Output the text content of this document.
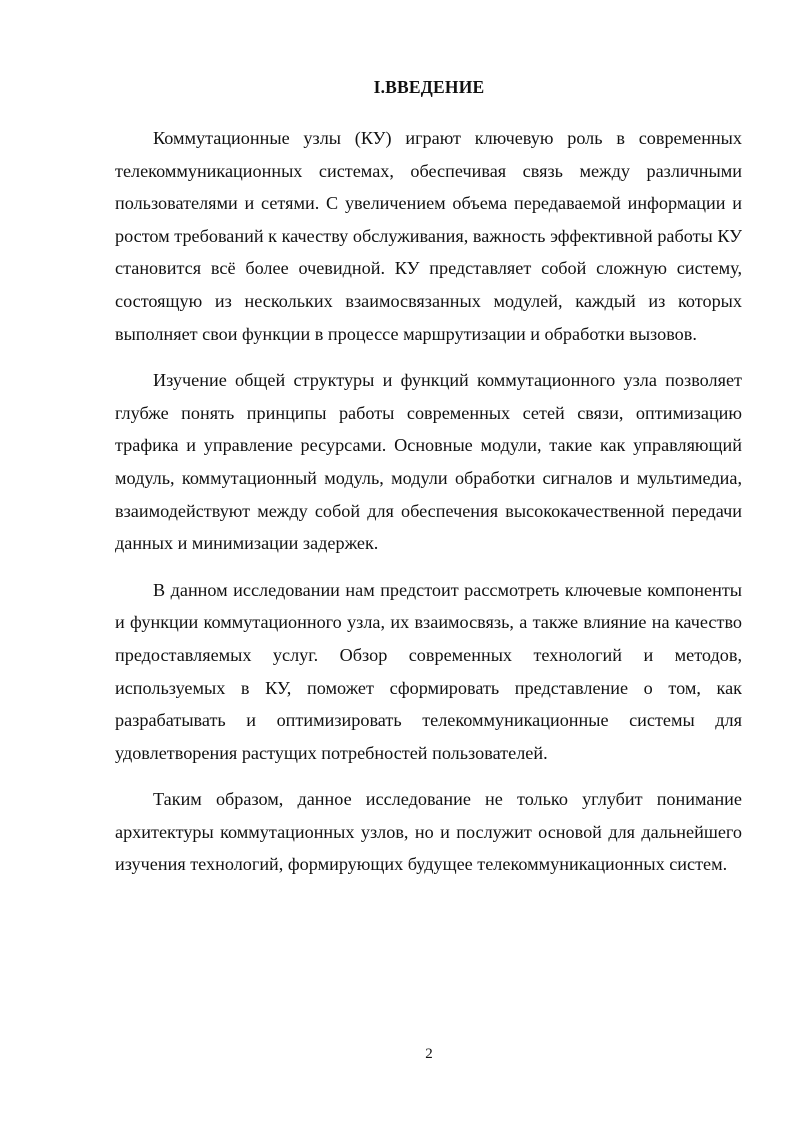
I.ВВЕДЕНИЕ

Коммутационные узлы (КУ) играют ключевую роль в современных телекоммуникационных системах, обеспечивая связь между различными пользователями и сетями. С увеличением объема передаваемой информации и ростом требований к качеству обслуживания, важность эффективной работы КУ становится всё более очевидной. КУ представляет собой сложную систему, состоящую из нескольких взаимосвязанных модулей, каждый из которых выполняет свои функции в процессе маршрутизации и обработки вызовов.

Изучение общей структуры и функций коммутационного узла позволяет глубже понять принципы работы современных сетей связи, оптимизацию трафика и управление ресурсами. Основные модули, такие как управляющий модуль, коммутационный модуль, модули обработки сигналов и мультимедиа, взаимодействуют между собой для обеспечения высококачественной передачи данных и минимизации задержек.

В данном исследовании нам предстоит рассмотреть ключевые компоненты и функции коммутационного узла, их взаимосвязь, а также влияние на качество предоставляемых услуг. Обзор современных технологий и методов, используемых в КУ, поможет сформировать представление о том, как разрабатывать и оптимизировать телекоммуникационные системы для удовлетворения растущих потребностей пользователей.

Таким образом, данное исследование не только углубит понимание архитектуры коммутационных узлов, но и послужит основой для дальнейшего изучения технологий, формирующих будущее телекоммуникационных систем.

2
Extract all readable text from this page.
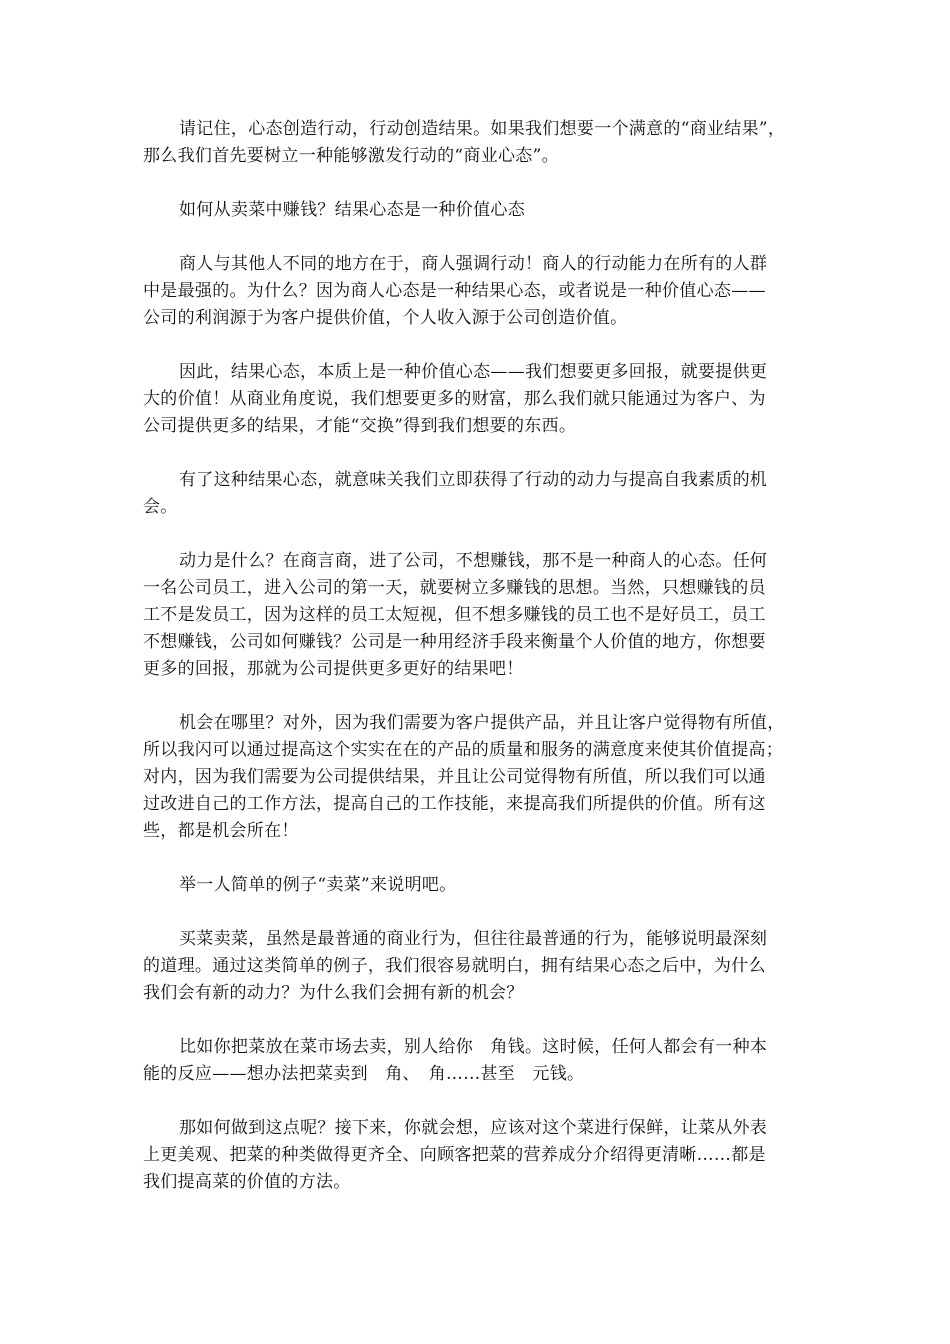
请记住，心态创造行动，行动创造结果。如果我们想要一个满意的“商业结果”，
那么我们首先要树立一种能够激发行动的“商业心态”。

如何从卖菜中赚钱？结果心态是一种价值心态

商人与其他人不同的地方在于，商人强调行动！商人的行动能力在所有的人群
中是最强的。为什么？因为商人心态是一种结果心态，或者说是一种价值心态——
公司的利润源于为客户提供价值，个人收入源于公司创造价值。

因此，结果心态，本质上是一种价值心态——我们想要更多回报，就要提供更
大的价值！从商业角度说，我们想要更多的财富，那么我们就只能通过为客户、为
公司提供更多的结果，才能“交换”得到我们想要的东西。

有了这种结果心态，就意味关我们立即获得了行动的动力与提高自我素质的机
会。

动力是什么？在商言商，进了公司，不想赚钱，那不是一种商人的心态。任何
一名公司员工，进入公司的第一天，就要树立多赚钱的思想。当然，只想赚钱的员
工不是发员工，因为这样的员工太短视，但不想多赚钱的员工也不是好员工，员工
不想赚钱，公司如何赚钱？公司是一种用经济手段来衡量个人价值的地方，你想要
更多的回报，那就为公司提供更多更好的结果吧！

机会在哪里？对外，因为我们需要为客户提供产品，并且让客户觉得物有所值，
所以我闪可以通过提高这个实实在在的产品的质量和服务的满意度来使其价值提高；
对内，因为我们需要为公司提供结果，并且让公司觉得物有所值，所以我们可以通
过改进自己的工作方法，提高自己的工作技能，来提高我们所提供的价值。所有这
些，都是机会所在！

举一人简单的例子“卖菜”来说明吧。

买菜卖菜，虽然是最普通的商业行为，但往往最普通的行为，能够说明最深刻
的道理。通过这类简单的例子，我们很容易就明白，拥有结果心态之后中，为什么
我们会有新的动力？为什么我们会拥有新的机会？

比如你把菜放在菜市场去卖，别人给你　角钱。这时候，任何人都会有一种本
能的反应——想办法把菜卖到　角、　角……甚至　元钱。

那如何做到这点呢？接下来，你就会想，应该对这个菜进行保鲜，让菜从外表
上更美观、把菜的种类做得更齐全、向顾客把菜的营养成分介绍得更清晰……都是
我们提高菜的价值的方法。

EXERCISE AIM:
Copy out all the data exactly; skip the pictures.

THE OUTPUT:
Output the text content of this document.
I.ВВЕДЕНИЕ

Коммутационные узлы (КУ) играют ключевую роль в современных телекоммуникационных системах, обеспечивая связь между различными пользователями и сетями. С увеличением объема передаваемой информации и ростом требований к качеству обслуживания, важность эффективной работы КУ становится всё более очевидной. КУ представляет собой сложную систему, состоящую из нескольких взаимосвязанных модулей, каждый из которых выполняет свои функции в процессе маршрутизации и обработки вызовов.

Изучение общей структуры и функций коммутационного узла позволяет глубже понять принципы работы современных сетей связи, оптимизацию трафика и управление ресурсами. Основные модули, такие как управляющий модуль, коммутационный модуль, модули обработки сигналов и мультимедиа, взаимодействуют между собой для обеспечения высококачественной передачи данных и минимизации задержек.

В данном исследовании нам предстоит рассмотреть ключевые компоненты и функции коммутационного узла, их взаимосвязь, а также влияние на качество предоставляемых услуг. Обзор современных технологий и методов, используемых в КУ, поможет сформировать представление о том, как разрабатывать и оптимизировать телекоммуникационные системы для удовлетворения растущих потребностей пользователей.

Таким образом, данное исследование не только углубит понимание архитектуры коммутационных узлов, но и послужит основой для дальнейшего изучения технологий, формирующих будущее телекоммуникационных систем.

2
Extract all readable text from this page.
请记住，心态创造行动，行动创造结果。如果我们想要一个满意的“商业结果”，
那么我们首先要树立一种能够激发行动的“商业心态”。

如何从卖菜中赚钱？结果心态是一种价值心态

商人与其他人不同的地方在于，商人强调行动！商人的行动能力在所有的人群
中是最强的。为什么？因为商人心态是一种结果心态，或者说是一种价值心态——
公司的利润源于为客户提供价值，个人收入源于公司创造价值。

因此，结果心态，本质上是一种价值心态——我们想要更多回报，就要提供更
大的价值！从商业角度说，我们想要更多的财富，那么我们就只能通过为客户、为
公司提供更多的结果，才能“交换”得到我们想要的东西。

有了这种结果心态，就意味关我们立即获得了行动的动力与提高自我素质的机
会。

动力是什么？在商言商，进了公司，不想赚钱，那不是一种商人的心态。任何
一名公司员工，进入公司的第一天，就要树立多赚钱的思想。当然，只想赚钱的员
工不是发员工，因为这样的员工太短视，但不想多赚钱的员工也不是好员工，员工
不想赚钱，公司如何赚钱？公司是一种用经济手段来衡量个人价值的地方，你想要
更多的回报，那就为公司提供更多更好的结果吧！

机会在哪里？对外，因为我们需要为客户提供产品，并且让客户觉得物有所值，
所以我闪可以通过提高这个实实在在的产品的质量和服务的满意度来使其价值提高；
对内，因为我们需要为公司提供结果，并且让公司觉得物有所值，所以我们可以通
过改进自己的工作方法，提高自己的工作技能，来提高我们所提供的价值。所有这
些，都是机会所在！

举一人简单的例子“卖菜”来说明吧。

买菜卖菜，虽然是最普通的商业行为，但往往最普通的行为，能够说明最深刻
的道理。通过这类简单的例子，我们很容易就明白，拥有结果心态之后中，为什么
我们会有新的动力？为什么我们会拥有新的机会？

比如你把菜放在菜市场去卖，别人给你　角钱。这时候，任何人都会有一种本
能的反应——想办法把菜卖到　角、　角……甚至　元钱。

那如何做到这点呢？接下来，你就会想，应该对这个菜进行保鲜，让菜从外表
上更美观、把菜的种类做得更齐全、向顾客把菜的营养成分介绍得更清晰……都是
我们提高菜的价值的方法。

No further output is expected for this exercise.